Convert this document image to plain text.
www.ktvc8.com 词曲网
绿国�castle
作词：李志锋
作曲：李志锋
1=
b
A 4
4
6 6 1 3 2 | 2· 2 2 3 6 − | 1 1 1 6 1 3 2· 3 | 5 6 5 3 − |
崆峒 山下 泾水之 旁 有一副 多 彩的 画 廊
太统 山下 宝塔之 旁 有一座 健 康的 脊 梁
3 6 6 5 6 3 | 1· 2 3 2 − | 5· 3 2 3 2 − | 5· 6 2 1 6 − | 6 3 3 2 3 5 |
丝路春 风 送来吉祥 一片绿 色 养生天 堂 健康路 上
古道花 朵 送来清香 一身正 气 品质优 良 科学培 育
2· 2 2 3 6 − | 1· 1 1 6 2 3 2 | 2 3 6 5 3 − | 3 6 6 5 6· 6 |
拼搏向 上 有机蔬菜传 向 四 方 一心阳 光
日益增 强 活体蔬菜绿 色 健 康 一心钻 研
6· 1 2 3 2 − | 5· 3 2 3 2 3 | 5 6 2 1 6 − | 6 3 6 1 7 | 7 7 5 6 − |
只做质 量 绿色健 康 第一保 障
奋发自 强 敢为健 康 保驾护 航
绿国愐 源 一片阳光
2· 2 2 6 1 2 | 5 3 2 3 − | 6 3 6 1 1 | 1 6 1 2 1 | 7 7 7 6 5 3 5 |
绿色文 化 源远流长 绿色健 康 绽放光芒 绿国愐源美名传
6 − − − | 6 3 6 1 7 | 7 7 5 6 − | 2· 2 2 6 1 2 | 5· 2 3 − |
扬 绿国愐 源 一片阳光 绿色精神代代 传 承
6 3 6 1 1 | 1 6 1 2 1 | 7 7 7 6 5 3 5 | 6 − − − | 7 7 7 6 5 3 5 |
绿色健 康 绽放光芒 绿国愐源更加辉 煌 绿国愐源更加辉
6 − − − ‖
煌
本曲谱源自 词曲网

+===+

## THE PROBLEM
Return every line of the material exactly.

## REPLY
Convert this document image to plain text.
www.ktvc8.com 词曲网
绿国�castle
作词：李志锋
作曲：李志锋
1=
b
A 4
4
6 6 1 3 2 | 2· 2 2 3 6 − | 1 1 1 6 1 3 2· 3 | 5 6 5 3 − |
崆峒 山下 泾水之 旁 有一副 多 彩的 画 廊
太统 山下 宝塔之 旁 有一座 健 康的 脊 梁
3 6 6 5 6 3 | 1· 2 3 2 − | 5· 3 2 3 2 − | 5· 6 2 1 6 − | 6 3 3 2 3 5 |
丝路春 风 送来吉祥 一片绿 色 养生天 堂 健康路 上
古道花 朵 送来清香 一身正 气 品质优 良 科学培 育
2· 2 2 3 6 − | 1· 1 1 6 2 3 2 | 2 3 6 5 3 − | 3 6 6 5 6· 6 |
拼搏向 上 有机蔬菜传 向 四 方 一心阳 光
日益增 强 活体蔬菜绿 色 健 康 一心钻 研
6· 1 2 3 2 − | 5· 3 2 3 2 3 | 5 6 2 1 6 − | 6 3 6 1 7 | 7 7 5 6 − |
只做质 量 绿色健 康 第一保 障
奋发自 强 敢为健 康 保驾护 航
绿国愐 源 一片阳光
2· 2 2 6 1 2 | 5 3 2 3 − | 6 3 6 1 1 | 1 6 1 2 1 | 7 7 7 6 5 3 5 |
绿色文 化 源远流长 绿色健 康 绽放光芒 绿国愐源美名传
6 − − − | 6 3 6 1 7 | 7 7 5 6 − | 2· 2 2 6 1 2 | 5· 2 3 − |
扬 绿国愐 源 一片阳光 绿色精神代代 传 承
6 3 6 1 1 | 1 6 1 2 1 | 7 7 7 6 5 3 5 | 6 − − − | 7 7 7 6 5 3 5 |
绿色健 康 绽放光芒 绿国愐源更加辉 煌 绿国愐源更加辉
6 − − − ‖
煌
本曲谱源自 词曲网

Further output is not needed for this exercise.